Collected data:
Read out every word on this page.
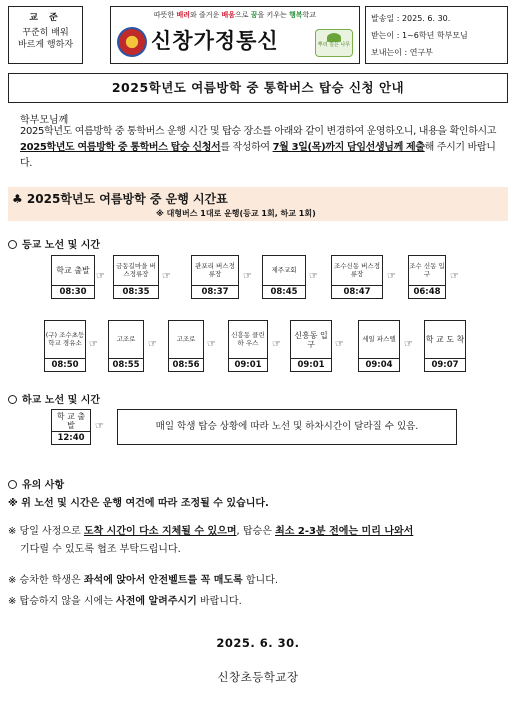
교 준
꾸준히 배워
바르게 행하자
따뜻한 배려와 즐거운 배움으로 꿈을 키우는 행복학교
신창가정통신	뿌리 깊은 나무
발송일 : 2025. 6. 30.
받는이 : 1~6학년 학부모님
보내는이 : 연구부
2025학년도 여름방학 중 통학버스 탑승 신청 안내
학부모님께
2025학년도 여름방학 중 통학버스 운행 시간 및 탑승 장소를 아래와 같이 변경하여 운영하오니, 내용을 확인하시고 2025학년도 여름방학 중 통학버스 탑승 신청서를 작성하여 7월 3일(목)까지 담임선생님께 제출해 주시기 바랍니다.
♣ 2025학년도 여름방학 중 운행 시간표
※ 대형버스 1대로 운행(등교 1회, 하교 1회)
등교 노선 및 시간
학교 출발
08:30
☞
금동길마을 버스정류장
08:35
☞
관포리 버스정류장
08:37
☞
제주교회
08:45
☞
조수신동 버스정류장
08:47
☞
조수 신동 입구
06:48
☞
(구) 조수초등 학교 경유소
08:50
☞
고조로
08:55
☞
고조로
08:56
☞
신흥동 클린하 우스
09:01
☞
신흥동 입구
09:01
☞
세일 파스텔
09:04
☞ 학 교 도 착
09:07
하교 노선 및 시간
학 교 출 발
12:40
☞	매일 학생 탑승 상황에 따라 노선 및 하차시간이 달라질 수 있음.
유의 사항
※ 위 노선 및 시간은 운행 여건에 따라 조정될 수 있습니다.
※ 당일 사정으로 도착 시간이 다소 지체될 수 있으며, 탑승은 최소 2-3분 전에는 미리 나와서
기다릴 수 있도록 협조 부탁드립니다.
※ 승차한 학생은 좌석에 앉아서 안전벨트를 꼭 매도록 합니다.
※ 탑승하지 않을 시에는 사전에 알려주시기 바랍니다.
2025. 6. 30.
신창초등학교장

> [WRITTEN REQUEST]:
Images in the records should not be copied. Repeat all the rest exactly.

> [OUTPUT BELOW]:
Read out every word on this page.
교 준
꾸준히 배워
바르게 행하자
따뜻한 배려와 즐거운 배움으로 꿈을 키우는 행복학교
신창가정통신	뿌리 깊은 나무
발송일 : 2025. 6. 30.
받는이 : 1~6학년 학부모님
보내는이 : 연구부
2025학년도 여름방학 중 통학버스 탑승 신청 안내
학부모님께
2025학년도 여름방학 중 통학버스 운행 시간 및 탑승 장소를 아래와 같이 변경하여 운영하오니, 내용을 확인하시고 2025학년도 여름방학 중 통학버스 탑승 신청서를 작성하여 7월 3일(목)까지 담임선생님께 제출해 주시기 바랍니다.
♣ 2025학년도 여름방학 중 운행 시간표
※ 대형버스 1대로 운행(등교 1회, 하교 1회)
등교 노선 및 시간
학교 출발
08:30
☞
금동길마을 버스정류장
08:35
☞
관포리 버스정류장
08:37
☞
제주교회
08:45
☞
조수신동 버스정류장
08:47
☞
조수 신동 입구
06:48
☞
(구) 조수초등 학교 경유소
08:50
☞
고조로
08:55
☞
고조로
08:56
☞
신흥동 클린하 우스
09:01
☞
신흥동 입구
09:01
☞
세일 파스텔
09:04
☞ 학 교 도 착
09:07
하교 노선 및 시간
학 교 출 발
12:40
☞	매일 학생 탑승 상황에 따라 노선 및 하차시간이 달라질 수 있음.
유의 사항
※ 위 노선 및 시간은 운행 여건에 따라 조정될 수 있습니다.
※ 당일 사정으로 도착 시간이 다소 지체될 수 있으며, 탑승은 최소 2-3분 전에는 미리 나와서
기다릴 수 있도록 협조 부탁드립니다.
※ 승차한 학생은 좌석에 앉아서 안전벨트를 꼭 매도록 합니다.
※ 탑승하지 않을 시에는 사전에 알려주시기 바랍니다.
2025. 6. 30.
신창초등학교장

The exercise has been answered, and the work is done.